Stored data entries

+ + +

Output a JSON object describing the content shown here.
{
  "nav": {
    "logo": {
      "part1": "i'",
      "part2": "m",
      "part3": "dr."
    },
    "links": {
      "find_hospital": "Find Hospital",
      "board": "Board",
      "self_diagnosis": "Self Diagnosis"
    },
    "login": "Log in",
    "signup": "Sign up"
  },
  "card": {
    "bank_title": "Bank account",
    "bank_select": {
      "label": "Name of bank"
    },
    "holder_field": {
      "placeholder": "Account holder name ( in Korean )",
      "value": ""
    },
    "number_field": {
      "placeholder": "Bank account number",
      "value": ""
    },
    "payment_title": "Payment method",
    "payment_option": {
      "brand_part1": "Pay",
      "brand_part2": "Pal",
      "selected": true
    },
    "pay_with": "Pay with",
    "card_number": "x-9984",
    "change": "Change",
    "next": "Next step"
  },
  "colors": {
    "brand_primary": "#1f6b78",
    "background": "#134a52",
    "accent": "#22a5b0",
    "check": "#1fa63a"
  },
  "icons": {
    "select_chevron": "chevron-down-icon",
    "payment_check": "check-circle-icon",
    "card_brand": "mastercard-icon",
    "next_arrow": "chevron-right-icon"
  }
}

+ + +

## Task requirements
Find the lines containing "placeholder" and list every one of them.

## Response for this exercise
      "placeholder": "Account holder name ( in Korean )",
      "placeholder": "Bank account number",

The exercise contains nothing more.